(Given instruction):
Transcribe every entry word for word, but skip the images.

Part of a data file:
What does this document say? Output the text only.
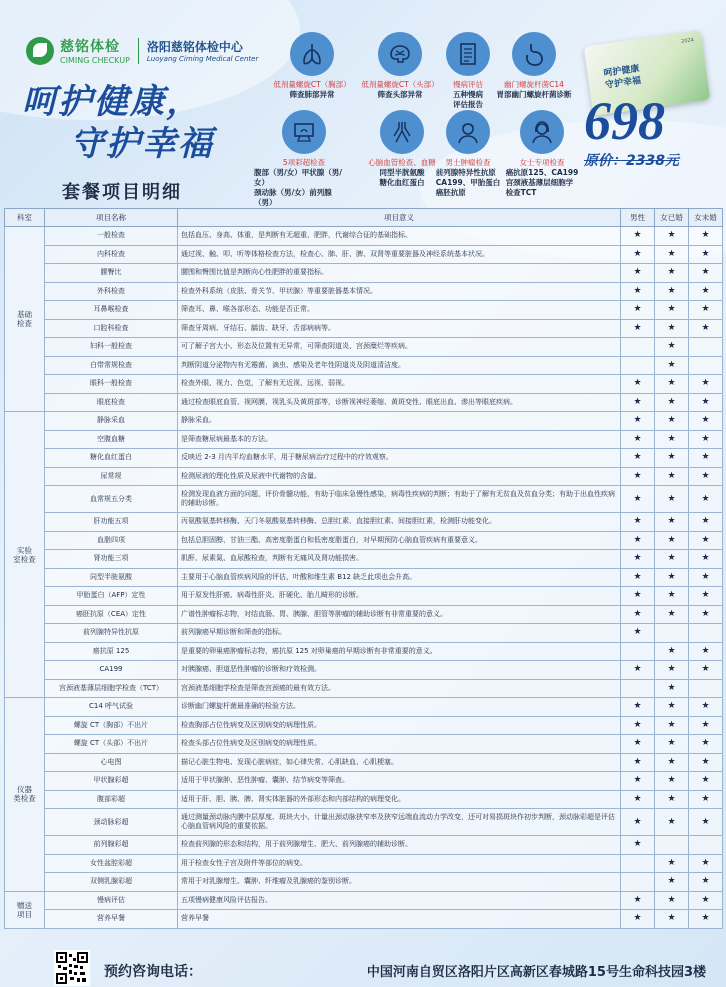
慈铭体检
CIMING CHECKUP
洛阳慈铭体检中心
Luoyang Ciming Medical Center
呵护健康，
守护幸福
套餐项目明细
低剂量螺旋CT（胸部）
筛查肺部异常
低剂量螺旋CT（头部）
筛查头部异常
慢病评估
五种慢病
评估报告
幽门螺旋杆菌C14
胃部幽门螺旋杆菌诊断
5项彩超检查
腹部（男/女）甲状腺（男/女）
颈动脉（男/女）前列腺（男）

心脑血管检查、血糖
同型半胱氨酸
糖化血红蛋白
男士肿瘤检查
前列腺特异性抗原
CA199、甲胎蛋白
癌胚抗原
女士专项检查
癌抗原125、CA199
宫颈液基薄层细胞学
检查TCT
2024
呵护健康
守护幸福
698
原价：2338元
科室	项目名称	项目意义	男性	女已婚	女未婚
基础
检查	一般检查	包括血压、身高、体重，是判断有无超重、肥胖，代谢综合征的基础指标。	★	★	★
	内科检查	通过视、触、叩、听等体格检查方法，检查心、肺、肝、脾、双肾等重要脏器及神经系统基本状况。	★	★	★
	腰臀比	腰围和臀围比值是判断向心性肥胖的重要指标。	★	★	★
	外科检查	检查外科系统（皮肤、骨关节、甲状腺）等重要脏器基本情况。	★	★	★
	耳鼻喉检查	筛查耳、鼻、喉各部形态、功能是否正常。	★	★	★
	口腔科检查	筛查牙周病、牙结石、龋齿、缺牙、舌部病病等。	★	★	★
	妇科一般检查	可了解子宫大小、形态及位置有无异常，可筛查阴道炎、宫颈糜烂等疾病。		★	
	白带常规检查	判断阴道分泌物内有无霉菌、滴虫、感染及老年性阴道炎及阴道清洁度。		★	
	眼科一般检查	检查外眼、视力、色觉，了解有无近视、远视、弱视。	★	★	★
	眼底检查	通过检查眼底血管、视网膜、视乳头及黄斑部等，诊断视神经萎缩、黄斑变性、眼底出血、渗出等眼底疾病。	★	★	★
实验
室检查	静脉采血	静脉采血。	★	★	★
	空腹血糖	是筛查糖尿病最基本的方法。	★	★	★
	糖化血红蛋白	反映近 2-3 月内平均血糖水平，用于糖尿病治疗过程中的疗效观察。	★	★	★
	尿常规	检测尿液的理化性质及尿液中代谢物的含量。	★	★	★
	血常规五分类	检测发现血液方面的问题，评价骨髓功能，有助于临床急慢性感染，病毒性疾病的判断；有助于了解有无贫血及贫血分类；有助于出血性疾病的辅助诊断。	★	★	★
	肝功能五项	丙氨酸氨基转移酶、天门冬氨酸氨基转移酶、总胆红素、直接胆红素、间接胆红素，检测肝功能变化。	★	★	★
	血脂四项	包括总胆固醇、甘油三酯、高密度脂蛋白和低密度脂蛋白，对早期预防心脑血管疾病有重要意义。	★	★	★
	肾功能三项	肌酐、尿素氮、血尿酸检查，判断有无痛风及肾功能损害。	★	★	★
	同型半胱氨酸	主要用于心脑血管疾病风险的评估，叶酸和维生素 B12 缺乏此项也会升高。	★	★	★
	甲胎蛋白（AFP）定性	用于原发性肝癌、病毒性肝炎、肝硬化、胎儿畸形的诊断。	★	★	★
	癌胚抗原（CEA）定性	广谱性肿瘤标志物，对结直肠、胃、胰腺、胆管等肿瘤的辅助诊断有非常重要的意义。	★	★	★
	前列腺特异性抗原	前列腺癌早期诊断和筛查的指标。	★		
	癌抗原 125	是重要的卵巢癌肿瘤标志物，癌抗原 125 对卵巢癌的早期诊断有非常重要的意义。		★	★
	CA199	对胰腺癌、胆道恶性肿瘤的诊断和疗效检测。	★	★	★
	宫颈液基薄层细胞学检查（TCT）	宫颈液基细胞学检查是筛查宫颈癌的最有效方法。		★	
仪器
类检查	C14 呼气试验	诊断幽门螺旋杆菌最准确的检验方法。	★	★	★
	螺旋 CT（胸部）不出片	检查胸部占位性病变及区别病变的病理性质。	★	★	★
	螺旋 CT（头部）不出片	检查头部占位性病变及区别病变的病理性质。	★	★	★
	心电图	描记心脏生物电、发现心脏病症，如心律失常、心肌缺血、心肌梗塞。	★	★	★
	甲状腺彩超	适用于甲状腺肿、恶性肿瘤、囊肿、结节病变等筛查。	★	★	★
	腹部彩超	适用于肝、胆、胰、脾、肾实体脏器的外部形态和内部结构的病理变化。	★	★	★
	颈动脉彩超	通过测量颈动脉内膜中层厚度、斑块大小、计量出颈动脉狭窄率及狭窄远端血流动力学改变，还可对易损斑块作初步判断，颈动脉彩超是评估心脑血管病风险的重要依据。	★	★	★
	前列腺彩超	检查前列腺的形态和结构，用于前列腺增生、肥大、前列腺癌的辅助诊断。	★		
	女性盆腔彩超	用于检查女性子宫及附件等部位的病变。		★	★
	双侧乳腺彩超	常用于对乳腺增生、囊肿、纤维瘤及乳腺癌的鉴别诊断。		★	★
赠送
项目	慢病评估	五项慢病健康风险评估报告。	★	★	★
	营养早餐	营养早餐	★	★	★
预约咨询电话：	中国河南自贸区洛阳片区高新区春城路15号生命科技园3楼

(Complete output):
What does this document say? Output the text only.
慈铭体检
CIMING CHECKUP
洛阳慈铭体检中心
Luoyang Ciming Medical Center
呵护健康，
守护幸福
套餐项目明细
低剂量螺旋CT（胸部）
筛查肺部异常
低剂量螺旋CT（头部）
筛查头部异常
慢病评估
五种慢病
评估报告
幽门螺旋杆菌C14
胃部幽门螺旋杆菌诊断
5项彩超检查
腹部（男/女）甲状腺（男/女）
颈动脉（男/女）前列腺（男）

心脑血管检查、血糖
同型半胱氨酸
糖化血红蛋白
男士肿瘤检查
前列腺特异性抗原
CA199、甲胎蛋白
癌胚抗原
女士专项检查
癌抗原125、CA199
宫颈液基薄层细胞学
检查TCT
2024
呵护健康
守护幸福
698
原价：2338元
科室	项目名称	项目意义	男性	女已婚	女未婚
基础
检查	一般检查	包括血压、身高、体重，是判断有无超重、肥胖，代谢综合征的基础指标。	★	★	★
	内科检查	通过视、触、叩、听等体格检查方法，检查心、肺、肝、脾、双肾等重要脏器及神经系统基本状况。	★	★	★
	腰臀比	腰围和臀围比值是判断向心性肥胖的重要指标。	★	★	★
	外科检查	检查外科系统（皮肤、骨关节、甲状腺）等重要脏器基本情况。	★	★	★
	耳鼻喉检查	筛查耳、鼻、喉各部形态、功能是否正常。	★	★	★
	口腔科检查	筛查牙周病、牙结石、龋齿、缺牙、舌部病病等。	★	★	★
	妇科一般检查	可了解子宫大小、形态及位置有无异常，可筛查阴道炎、宫颈糜烂等疾病。		★	
	白带常规检查	判断阴道分泌物内有无霉菌、滴虫、感染及老年性阴道炎及阴道清洁度。		★	
	眼科一般检查	检查外眼、视力、色觉，了解有无近视、远视、弱视。	★	★	★
	眼底检查	通过检查眼底血管、视网膜、视乳头及黄斑部等，诊断视神经萎缩、黄斑变性、眼底出血、渗出等眼底疾病。	★	★	★
实验
室检查	静脉采血	静脉采血。	★	★	★
	空腹血糖	是筛查糖尿病最基本的方法。	★	★	★
	糖化血红蛋白	反映近 2-3 月内平均血糖水平，用于糖尿病治疗过程中的疗效观察。	★	★	★
	尿常规	检测尿液的理化性质及尿液中代谢物的含量。	★	★	★
	血常规五分类	检测发现血液方面的问题，评价骨髓功能，有助于临床急慢性感染，病毒性疾病的判断；有助于了解有无贫血及贫血分类；有助于出血性疾病的辅助诊断。	★	★	★
	肝功能五项	丙氨酸氨基转移酶、天门冬氨酸氨基转移酶、总胆红素、直接胆红素、间接胆红素，检测肝功能变化。	★	★	★
	血脂四项	包括总胆固醇、甘油三酯、高密度脂蛋白和低密度脂蛋白，对早期预防心脑血管疾病有重要意义。	★	★	★
	肾功能三项	肌酐、尿素氮、血尿酸检查，判断有无痛风及肾功能损害。	★	★	★
	同型半胱氨酸	主要用于心脑血管疾病风险的评估，叶酸和维生素 B12 缺乏此项也会升高。	★	★	★
	甲胎蛋白（AFP）定性	用于原发性肝癌、病毒性肝炎、肝硬化、胎儿畸形的诊断。	★	★	★
	癌胚抗原（CEA）定性	广谱性肿瘤标志物，对结直肠、胃、胰腺、胆管等肿瘤的辅助诊断有非常重要的意义。	★	★	★
	前列腺特异性抗原	前列腺癌早期诊断和筛查的指标。	★		
	癌抗原 125	是重要的卵巢癌肿瘤标志物，癌抗原 125 对卵巢癌的早期诊断有非常重要的意义。		★	★
	CA199	对胰腺癌、胆道恶性肿瘤的诊断和疗效检测。	★	★	★
	宫颈液基薄层细胞学检查（TCT）	宫颈液基细胞学检查是筛查宫颈癌的最有效方法。		★	
仪器
类检查	C14 呼气试验	诊断幽门螺旋杆菌最准确的检验方法。	★	★	★
	螺旋 CT（胸部）不出片	检查胸部占位性病变及区别病变的病理性质。	★	★	★
	螺旋 CT（头部）不出片	检查头部占位性病变及区别病变的病理性质。	★	★	★
	心电图	描记心脏生物电、发现心脏病症，如心律失常、心肌缺血、心肌梗塞。	★	★	★
	甲状腺彩超	适用于甲状腺肿、恶性肿瘤、囊肿、结节病变等筛查。	★	★	★
	腹部彩超	适用于肝、胆、胰、脾、肾实体脏器的外部形态和内部结构的病理变化。	★	★	★
	颈动脉彩超	通过测量颈动脉内膜中层厚度、斑块大小、计量出颈动脉狭窄率及狭窄远端血流动力学改变，还可对易损斑块作初步判断，颈动脉彩超是评估心脑血管病风险的重要依据。	★	★	★
	前列腺彩超	检查前列腺的形态和结构，用于前列腺增生、肥大、前列腺癌的辅助诊断。	★		
	女性盆腔彩超	用于检查女性子宫及附件等部位的病变。		★	★
	双侧乳腺彩超	常用于对乳腺增生、囊肿、纤维瘤及乳腺癌的鉴别诊断。		★	★
赠送
项目	慢病评估	五项慢病健康风险评估报告。	★	★	★
	营养早餐	营养早餐	★	★	★
预约咨询电话：	中国河南自贸区洛阳片区高新区春城路15号生命科技园3楼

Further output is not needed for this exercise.